Make an exact copy of all the entries, with the pictures left out.

* [Supplied entries]:
----

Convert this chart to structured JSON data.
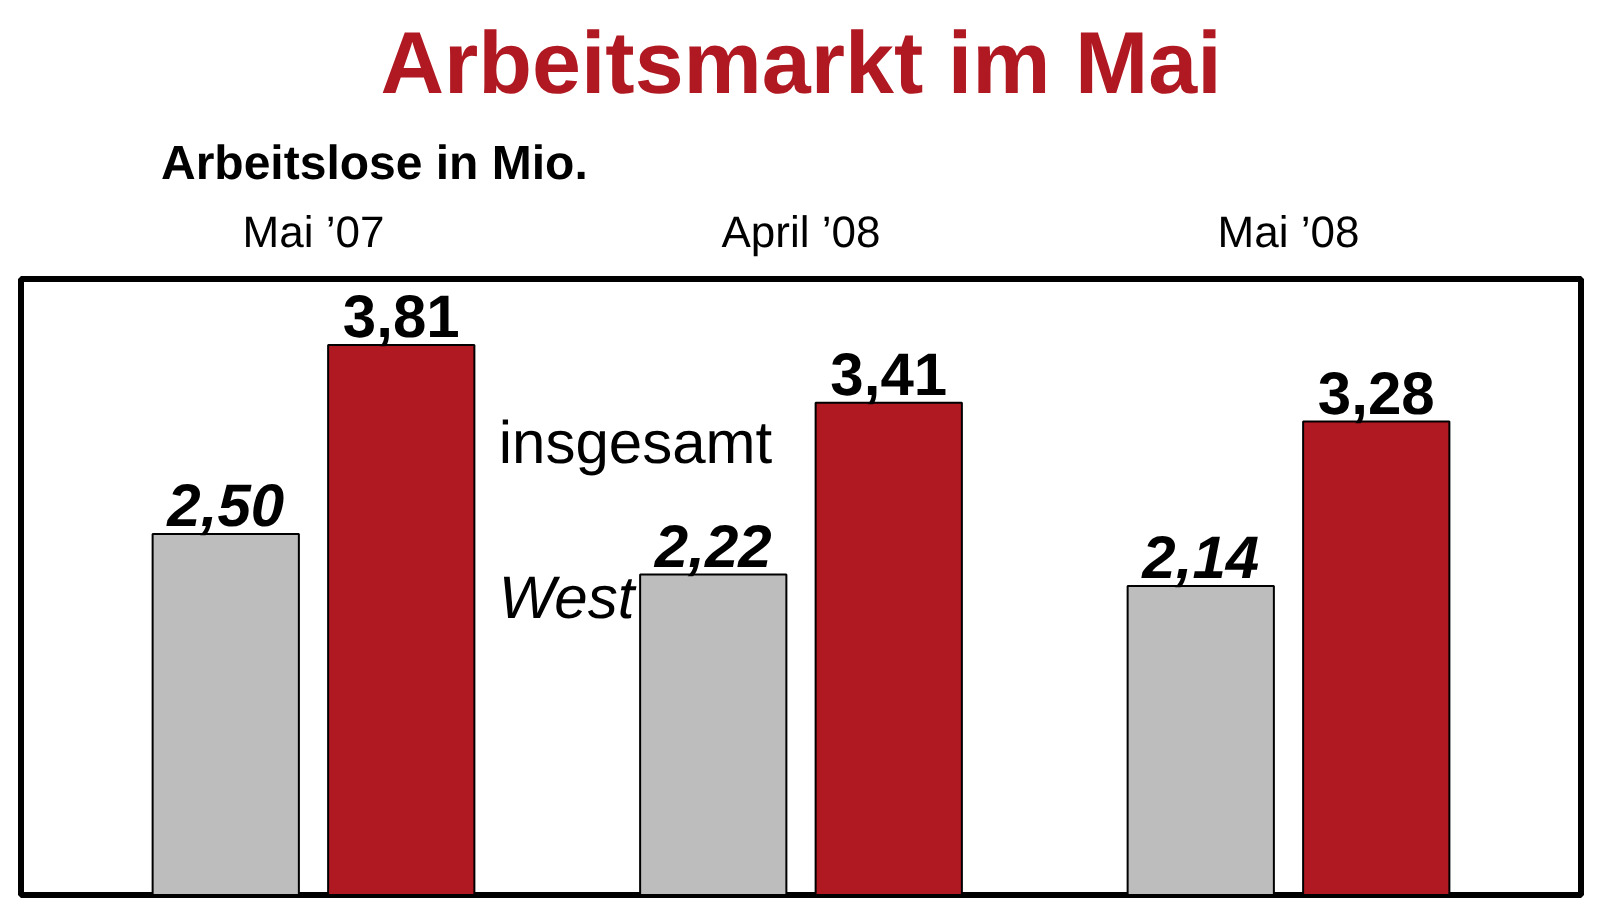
{
  "chart_data": {
    "type": "bar",
    "title": "Arbeitsmarkt im Mai",
    "subtitle": "Arbeitslose in Mio.",
    "categories": [
      "Mai ’07",
      "April ’08",
      "Mai ’08"
    ],
    "series": [
      {
        "name": "West",
        "color": "#bdbdbd",
        "values": [
          2.5,
          2.22,
          2.14
        ],
        "value_labels": [
          "2,50",
          "2,22",
          "2,14"
        ]
      },
      {
        "name": "insgesamt",
        "color": "#b01822",
        "values": [
          3.81,
          3.41,
          3.28
        ],
        "value_labels": [
          "3,81",
          "3,41",
          "3,28"
        ]
      }
    ],
    "grid": false
  }
}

----

* [Complete output]:
Convert this chart to structured JSON data.
{
  "chart_data": {
    "type": "bar",
    "title": "Arbeitsmarkt im Mai",
    "subtitle": "Arbeitslose in Mio.",
    "categories": [
      "Mai ’07",
      "April ’08",
      "Mai ’08"
    ],
    "series": [
      {
        "name": "West",
        "color": "#bdbdbd",
        "values": [
          2.5,
          2.22,
          2.14
        ],
        "value_labels": [
          "2,50",
          "2,22",
          "2,14"
        ]
      },
      {
        "name": "insgesamt",
        "color": "#b01822",
        "values": [
          3.81,
          3.41,
          3.28
        ],
        "value_labels": [
          "3,81",
          "3,41",
          "3,28"
        ]
      }
    ],
    "grid": false
  }
}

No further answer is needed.